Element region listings
------------------------------------------------

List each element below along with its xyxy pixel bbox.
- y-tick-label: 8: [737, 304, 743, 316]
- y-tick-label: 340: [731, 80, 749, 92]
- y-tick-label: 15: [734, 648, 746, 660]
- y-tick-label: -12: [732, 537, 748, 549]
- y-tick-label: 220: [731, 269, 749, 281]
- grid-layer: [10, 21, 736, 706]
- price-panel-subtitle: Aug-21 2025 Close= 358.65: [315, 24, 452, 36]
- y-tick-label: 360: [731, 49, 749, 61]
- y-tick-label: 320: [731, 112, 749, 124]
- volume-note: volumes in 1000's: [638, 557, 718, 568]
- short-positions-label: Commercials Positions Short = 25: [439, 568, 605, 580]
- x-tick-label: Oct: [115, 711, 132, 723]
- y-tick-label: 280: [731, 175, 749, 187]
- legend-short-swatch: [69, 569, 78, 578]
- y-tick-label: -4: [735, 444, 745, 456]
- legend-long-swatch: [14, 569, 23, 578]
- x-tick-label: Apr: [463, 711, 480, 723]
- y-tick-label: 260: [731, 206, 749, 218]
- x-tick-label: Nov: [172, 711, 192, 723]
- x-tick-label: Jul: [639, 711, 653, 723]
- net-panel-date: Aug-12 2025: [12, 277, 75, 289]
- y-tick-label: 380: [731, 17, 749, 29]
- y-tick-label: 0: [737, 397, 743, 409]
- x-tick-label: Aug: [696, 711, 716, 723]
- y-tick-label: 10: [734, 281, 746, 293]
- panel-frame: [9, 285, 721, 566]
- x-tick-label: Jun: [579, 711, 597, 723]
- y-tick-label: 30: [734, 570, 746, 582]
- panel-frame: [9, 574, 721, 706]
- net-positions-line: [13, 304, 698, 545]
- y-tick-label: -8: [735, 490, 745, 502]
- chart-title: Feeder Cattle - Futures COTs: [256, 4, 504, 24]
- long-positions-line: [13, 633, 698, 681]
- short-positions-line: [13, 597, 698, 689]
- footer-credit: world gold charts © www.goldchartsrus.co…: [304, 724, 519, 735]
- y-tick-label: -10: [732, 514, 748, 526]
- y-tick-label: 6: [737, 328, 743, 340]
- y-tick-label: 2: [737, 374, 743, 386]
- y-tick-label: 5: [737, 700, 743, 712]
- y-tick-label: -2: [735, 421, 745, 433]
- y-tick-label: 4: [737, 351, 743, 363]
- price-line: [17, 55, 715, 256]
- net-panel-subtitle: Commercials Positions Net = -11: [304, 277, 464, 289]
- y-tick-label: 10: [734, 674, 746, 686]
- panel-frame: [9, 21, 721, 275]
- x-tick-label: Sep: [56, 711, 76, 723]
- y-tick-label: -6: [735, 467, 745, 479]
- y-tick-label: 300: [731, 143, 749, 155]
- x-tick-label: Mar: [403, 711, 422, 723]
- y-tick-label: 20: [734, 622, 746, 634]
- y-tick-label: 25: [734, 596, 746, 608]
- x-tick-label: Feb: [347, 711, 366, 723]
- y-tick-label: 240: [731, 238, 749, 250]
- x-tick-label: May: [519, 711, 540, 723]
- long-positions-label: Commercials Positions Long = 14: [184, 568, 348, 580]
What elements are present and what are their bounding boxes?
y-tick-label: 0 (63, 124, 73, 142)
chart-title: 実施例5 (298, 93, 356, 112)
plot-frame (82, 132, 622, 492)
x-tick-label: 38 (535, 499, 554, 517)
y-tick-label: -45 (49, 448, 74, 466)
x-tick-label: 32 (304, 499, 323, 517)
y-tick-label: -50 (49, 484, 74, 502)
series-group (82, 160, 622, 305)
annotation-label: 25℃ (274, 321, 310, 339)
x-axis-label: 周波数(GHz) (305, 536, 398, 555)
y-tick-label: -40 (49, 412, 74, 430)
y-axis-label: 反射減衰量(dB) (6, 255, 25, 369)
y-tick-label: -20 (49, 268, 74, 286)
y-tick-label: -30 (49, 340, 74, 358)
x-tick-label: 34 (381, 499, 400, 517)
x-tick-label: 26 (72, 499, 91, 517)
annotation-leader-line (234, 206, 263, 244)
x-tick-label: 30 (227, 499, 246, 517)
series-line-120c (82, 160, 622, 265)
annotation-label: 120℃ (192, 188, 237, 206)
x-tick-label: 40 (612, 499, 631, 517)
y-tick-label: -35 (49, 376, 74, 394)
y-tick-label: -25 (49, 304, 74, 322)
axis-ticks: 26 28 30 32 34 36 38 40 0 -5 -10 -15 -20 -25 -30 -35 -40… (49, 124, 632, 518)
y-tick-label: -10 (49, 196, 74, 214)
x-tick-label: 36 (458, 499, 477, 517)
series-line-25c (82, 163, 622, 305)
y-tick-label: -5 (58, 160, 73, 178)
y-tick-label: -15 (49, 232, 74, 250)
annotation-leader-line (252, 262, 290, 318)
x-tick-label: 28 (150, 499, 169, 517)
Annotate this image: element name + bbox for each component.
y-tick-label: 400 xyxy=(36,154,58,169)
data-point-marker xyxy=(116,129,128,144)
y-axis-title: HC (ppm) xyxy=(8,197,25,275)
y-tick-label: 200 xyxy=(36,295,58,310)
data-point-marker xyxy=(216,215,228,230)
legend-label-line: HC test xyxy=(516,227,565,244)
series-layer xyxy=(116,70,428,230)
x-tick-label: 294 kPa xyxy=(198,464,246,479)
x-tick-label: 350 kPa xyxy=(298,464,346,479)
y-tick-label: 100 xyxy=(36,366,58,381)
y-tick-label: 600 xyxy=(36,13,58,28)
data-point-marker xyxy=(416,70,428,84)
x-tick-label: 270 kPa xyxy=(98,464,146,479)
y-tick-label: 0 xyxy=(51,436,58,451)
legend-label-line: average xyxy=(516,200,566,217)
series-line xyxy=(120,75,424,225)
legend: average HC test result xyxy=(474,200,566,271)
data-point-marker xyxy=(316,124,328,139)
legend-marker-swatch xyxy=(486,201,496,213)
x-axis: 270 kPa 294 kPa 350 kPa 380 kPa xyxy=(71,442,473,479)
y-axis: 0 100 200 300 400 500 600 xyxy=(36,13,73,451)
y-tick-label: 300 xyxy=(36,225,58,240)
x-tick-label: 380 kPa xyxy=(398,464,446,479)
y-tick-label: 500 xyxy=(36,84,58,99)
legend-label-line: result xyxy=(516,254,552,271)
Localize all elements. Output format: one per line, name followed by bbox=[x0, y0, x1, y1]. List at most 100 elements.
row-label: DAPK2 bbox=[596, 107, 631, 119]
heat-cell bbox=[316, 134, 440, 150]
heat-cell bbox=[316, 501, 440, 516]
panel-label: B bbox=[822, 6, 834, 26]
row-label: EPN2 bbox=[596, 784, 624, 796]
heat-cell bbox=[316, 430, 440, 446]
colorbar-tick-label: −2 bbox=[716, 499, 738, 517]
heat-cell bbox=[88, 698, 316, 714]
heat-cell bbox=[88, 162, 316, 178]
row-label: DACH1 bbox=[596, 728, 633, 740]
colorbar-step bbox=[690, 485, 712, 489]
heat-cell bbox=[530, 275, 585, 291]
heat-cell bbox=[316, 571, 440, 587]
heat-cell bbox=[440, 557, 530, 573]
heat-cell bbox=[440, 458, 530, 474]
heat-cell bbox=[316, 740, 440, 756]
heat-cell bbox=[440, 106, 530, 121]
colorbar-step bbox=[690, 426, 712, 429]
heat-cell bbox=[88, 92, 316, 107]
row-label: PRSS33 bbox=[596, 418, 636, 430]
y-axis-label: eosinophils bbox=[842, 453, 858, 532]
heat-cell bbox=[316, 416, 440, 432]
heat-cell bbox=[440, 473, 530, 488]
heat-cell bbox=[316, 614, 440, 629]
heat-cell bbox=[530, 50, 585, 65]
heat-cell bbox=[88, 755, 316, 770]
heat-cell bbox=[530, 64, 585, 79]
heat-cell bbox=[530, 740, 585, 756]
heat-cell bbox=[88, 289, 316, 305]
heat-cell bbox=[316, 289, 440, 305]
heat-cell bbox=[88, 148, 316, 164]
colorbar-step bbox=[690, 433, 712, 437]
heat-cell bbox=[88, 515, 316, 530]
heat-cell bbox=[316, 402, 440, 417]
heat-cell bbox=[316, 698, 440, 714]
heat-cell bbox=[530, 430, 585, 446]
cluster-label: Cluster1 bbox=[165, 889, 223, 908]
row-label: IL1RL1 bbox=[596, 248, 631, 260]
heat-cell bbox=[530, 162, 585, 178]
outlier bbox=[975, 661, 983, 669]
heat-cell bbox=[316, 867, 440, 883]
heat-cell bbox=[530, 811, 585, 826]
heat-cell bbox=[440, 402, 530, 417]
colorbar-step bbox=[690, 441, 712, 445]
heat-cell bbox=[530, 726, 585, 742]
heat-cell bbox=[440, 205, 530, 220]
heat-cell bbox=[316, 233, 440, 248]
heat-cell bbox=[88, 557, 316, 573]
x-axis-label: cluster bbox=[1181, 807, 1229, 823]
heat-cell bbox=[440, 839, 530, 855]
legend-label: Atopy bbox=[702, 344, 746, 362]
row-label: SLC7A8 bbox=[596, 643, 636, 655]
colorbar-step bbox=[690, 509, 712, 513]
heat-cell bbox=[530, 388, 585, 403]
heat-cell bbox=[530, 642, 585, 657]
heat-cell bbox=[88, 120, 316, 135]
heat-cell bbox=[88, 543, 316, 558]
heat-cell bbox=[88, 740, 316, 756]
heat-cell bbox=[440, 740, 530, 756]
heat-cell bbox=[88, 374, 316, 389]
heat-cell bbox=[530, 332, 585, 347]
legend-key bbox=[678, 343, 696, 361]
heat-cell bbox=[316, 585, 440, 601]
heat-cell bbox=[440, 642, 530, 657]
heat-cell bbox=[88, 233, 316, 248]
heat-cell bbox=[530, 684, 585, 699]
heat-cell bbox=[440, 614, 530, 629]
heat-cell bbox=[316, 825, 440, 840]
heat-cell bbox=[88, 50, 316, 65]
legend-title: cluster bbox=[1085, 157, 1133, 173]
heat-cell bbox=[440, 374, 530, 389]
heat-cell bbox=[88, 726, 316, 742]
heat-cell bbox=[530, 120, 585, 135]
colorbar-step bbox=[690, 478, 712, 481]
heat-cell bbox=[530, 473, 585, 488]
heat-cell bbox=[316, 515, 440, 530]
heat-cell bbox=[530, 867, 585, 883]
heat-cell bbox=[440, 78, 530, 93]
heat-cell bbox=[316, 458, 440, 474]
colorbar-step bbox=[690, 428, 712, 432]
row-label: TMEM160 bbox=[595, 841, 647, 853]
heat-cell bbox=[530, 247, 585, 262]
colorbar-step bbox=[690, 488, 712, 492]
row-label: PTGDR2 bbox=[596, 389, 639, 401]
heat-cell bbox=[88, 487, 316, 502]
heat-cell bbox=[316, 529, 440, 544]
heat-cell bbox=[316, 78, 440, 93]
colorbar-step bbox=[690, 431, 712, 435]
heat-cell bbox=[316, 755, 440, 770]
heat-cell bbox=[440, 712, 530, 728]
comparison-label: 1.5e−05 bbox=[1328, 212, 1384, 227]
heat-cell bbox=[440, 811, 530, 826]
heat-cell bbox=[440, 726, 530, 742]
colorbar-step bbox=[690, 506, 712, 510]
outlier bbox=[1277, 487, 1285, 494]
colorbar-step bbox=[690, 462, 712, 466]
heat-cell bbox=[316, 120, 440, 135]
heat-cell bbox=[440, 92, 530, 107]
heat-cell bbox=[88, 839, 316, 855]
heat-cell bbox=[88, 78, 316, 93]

------------------------------------------------

» WHAT THE TASK REQUIRES
Could you write out, word for word, the lines of the listing above, starting with its very first line and going on through the line that contains "- y-tick-label: 360: [731, 49, 749, 61]", with both of those lines included?

» RESULT
List each element below along with its xyxy pixel bbox.
- y-tick-label: 8: [737, 304, 743, 316]
- y-tick-label: 340: [731, 80, 749, 92]
- y-tick-label: 15: [734, 648, 746, 660]
- y-tick-label: -12: [732, 537, 748, 549]
- y-tick-label: 220: [731, 269, 749, 281]
- grid-layer: [10, 21, 736, 706]
- price-panel-subtitle: Aug-21 2025 Close= 358.65: [315, 24, 452, 36]
- y-tick-label: 360: [731, 49, 749, 61]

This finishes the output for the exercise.